:: Record set ::
--- BEGIN ---

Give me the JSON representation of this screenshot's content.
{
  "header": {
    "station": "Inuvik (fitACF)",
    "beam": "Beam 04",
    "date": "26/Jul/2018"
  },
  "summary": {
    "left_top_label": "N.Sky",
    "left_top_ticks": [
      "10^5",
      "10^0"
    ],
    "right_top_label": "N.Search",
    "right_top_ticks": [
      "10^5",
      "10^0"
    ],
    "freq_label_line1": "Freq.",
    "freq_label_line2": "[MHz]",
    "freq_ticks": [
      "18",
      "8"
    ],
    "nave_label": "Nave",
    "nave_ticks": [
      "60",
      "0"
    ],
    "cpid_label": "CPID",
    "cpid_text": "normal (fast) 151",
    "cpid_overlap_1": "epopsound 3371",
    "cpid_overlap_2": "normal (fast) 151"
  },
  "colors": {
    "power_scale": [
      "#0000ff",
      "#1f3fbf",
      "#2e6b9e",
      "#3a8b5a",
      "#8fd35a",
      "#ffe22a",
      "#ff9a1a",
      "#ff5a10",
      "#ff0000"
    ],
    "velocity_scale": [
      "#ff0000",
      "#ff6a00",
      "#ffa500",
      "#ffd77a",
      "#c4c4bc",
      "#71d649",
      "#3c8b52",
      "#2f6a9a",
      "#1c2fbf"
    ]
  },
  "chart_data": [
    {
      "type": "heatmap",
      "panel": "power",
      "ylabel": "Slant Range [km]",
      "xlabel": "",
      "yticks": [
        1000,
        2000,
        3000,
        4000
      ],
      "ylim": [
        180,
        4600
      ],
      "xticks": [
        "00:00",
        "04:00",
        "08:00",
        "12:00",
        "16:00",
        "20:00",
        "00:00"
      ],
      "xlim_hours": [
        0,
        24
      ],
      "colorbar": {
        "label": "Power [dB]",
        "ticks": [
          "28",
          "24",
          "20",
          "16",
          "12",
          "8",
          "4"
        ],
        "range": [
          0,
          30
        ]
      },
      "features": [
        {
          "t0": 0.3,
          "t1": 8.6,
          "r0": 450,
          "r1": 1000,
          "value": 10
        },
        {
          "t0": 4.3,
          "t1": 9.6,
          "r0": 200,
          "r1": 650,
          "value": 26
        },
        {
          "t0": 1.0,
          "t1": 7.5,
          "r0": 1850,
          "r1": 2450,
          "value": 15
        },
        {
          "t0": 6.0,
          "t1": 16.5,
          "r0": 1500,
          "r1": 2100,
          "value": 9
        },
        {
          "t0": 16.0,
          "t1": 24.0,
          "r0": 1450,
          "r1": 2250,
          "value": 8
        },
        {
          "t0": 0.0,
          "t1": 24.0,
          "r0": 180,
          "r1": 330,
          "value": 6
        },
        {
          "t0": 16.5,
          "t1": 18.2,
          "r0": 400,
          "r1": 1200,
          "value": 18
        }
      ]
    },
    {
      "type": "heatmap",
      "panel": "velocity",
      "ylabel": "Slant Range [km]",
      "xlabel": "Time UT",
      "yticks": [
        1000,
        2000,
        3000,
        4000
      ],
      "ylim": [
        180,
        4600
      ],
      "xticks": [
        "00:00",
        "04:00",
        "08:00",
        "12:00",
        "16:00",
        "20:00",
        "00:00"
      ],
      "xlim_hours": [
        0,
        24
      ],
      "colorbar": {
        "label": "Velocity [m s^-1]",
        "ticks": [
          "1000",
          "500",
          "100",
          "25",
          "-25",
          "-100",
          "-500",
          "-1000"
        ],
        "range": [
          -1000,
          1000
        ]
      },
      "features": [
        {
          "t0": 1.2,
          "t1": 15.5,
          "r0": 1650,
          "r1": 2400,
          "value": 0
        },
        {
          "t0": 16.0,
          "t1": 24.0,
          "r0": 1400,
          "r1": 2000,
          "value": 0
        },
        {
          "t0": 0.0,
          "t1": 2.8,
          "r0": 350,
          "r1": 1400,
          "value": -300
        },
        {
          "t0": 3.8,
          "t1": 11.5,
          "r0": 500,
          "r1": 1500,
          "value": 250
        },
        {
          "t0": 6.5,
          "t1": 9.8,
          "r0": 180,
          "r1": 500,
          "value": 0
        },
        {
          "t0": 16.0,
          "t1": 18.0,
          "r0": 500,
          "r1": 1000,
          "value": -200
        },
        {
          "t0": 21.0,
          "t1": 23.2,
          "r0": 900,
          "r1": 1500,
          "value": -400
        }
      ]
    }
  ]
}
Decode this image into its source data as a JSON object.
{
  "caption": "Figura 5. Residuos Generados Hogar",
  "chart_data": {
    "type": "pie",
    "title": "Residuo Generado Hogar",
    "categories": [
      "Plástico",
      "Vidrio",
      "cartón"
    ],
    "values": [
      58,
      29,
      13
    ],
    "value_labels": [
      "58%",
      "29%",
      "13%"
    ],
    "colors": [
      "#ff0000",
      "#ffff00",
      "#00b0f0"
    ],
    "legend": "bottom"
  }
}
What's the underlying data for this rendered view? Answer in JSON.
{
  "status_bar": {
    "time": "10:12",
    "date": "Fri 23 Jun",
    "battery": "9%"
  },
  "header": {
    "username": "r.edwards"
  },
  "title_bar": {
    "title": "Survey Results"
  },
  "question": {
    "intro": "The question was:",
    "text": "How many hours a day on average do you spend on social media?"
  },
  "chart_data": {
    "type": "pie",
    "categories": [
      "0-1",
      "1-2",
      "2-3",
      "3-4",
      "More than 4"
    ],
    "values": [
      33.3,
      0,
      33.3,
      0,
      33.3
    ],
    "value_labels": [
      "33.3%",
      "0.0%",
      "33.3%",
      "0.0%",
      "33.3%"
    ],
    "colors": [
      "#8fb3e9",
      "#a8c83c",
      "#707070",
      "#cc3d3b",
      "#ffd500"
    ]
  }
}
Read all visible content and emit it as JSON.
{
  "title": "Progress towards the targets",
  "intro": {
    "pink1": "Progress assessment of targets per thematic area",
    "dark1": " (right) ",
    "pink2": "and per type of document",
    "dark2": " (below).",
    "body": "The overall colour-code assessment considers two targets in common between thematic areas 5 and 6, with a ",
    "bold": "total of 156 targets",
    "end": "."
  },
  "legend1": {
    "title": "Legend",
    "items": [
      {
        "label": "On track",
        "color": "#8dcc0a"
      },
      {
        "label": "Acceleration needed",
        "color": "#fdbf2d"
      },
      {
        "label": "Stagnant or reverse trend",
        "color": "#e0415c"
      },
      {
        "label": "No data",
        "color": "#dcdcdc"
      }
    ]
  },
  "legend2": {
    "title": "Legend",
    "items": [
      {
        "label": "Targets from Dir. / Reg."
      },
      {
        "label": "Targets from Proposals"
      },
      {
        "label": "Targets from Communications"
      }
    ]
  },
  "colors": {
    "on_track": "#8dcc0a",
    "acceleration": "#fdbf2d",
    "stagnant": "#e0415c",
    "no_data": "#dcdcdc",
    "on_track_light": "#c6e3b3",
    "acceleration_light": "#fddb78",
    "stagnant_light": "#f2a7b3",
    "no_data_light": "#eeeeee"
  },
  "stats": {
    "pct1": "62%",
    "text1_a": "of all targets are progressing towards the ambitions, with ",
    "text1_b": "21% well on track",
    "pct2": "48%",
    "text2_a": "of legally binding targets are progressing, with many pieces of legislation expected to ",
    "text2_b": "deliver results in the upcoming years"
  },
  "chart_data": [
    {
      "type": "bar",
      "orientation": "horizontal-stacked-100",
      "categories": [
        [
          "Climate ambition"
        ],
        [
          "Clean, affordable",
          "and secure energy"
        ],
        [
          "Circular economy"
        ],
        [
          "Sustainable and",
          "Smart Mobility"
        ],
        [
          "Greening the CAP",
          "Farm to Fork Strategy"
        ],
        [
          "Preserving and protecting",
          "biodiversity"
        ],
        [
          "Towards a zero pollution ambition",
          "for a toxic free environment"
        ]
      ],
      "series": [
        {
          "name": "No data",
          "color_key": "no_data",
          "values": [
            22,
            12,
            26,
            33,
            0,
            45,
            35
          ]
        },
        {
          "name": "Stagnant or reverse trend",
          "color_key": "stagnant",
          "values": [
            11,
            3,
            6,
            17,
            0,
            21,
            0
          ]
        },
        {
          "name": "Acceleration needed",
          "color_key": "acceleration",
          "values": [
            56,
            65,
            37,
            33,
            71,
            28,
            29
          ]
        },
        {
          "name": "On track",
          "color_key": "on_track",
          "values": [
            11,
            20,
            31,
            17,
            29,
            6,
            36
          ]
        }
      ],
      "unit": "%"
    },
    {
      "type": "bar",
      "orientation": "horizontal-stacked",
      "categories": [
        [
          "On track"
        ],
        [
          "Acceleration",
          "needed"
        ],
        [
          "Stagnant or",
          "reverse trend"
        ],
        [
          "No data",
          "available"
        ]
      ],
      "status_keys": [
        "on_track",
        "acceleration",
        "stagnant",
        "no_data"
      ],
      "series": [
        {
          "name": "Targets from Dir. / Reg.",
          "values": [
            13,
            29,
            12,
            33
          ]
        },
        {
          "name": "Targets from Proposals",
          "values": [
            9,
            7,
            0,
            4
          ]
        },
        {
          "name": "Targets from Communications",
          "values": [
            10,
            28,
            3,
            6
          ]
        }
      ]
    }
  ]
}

--- END ---

Give the number of lines in the material above that have the word "Hogar" in them, and nothing more.

2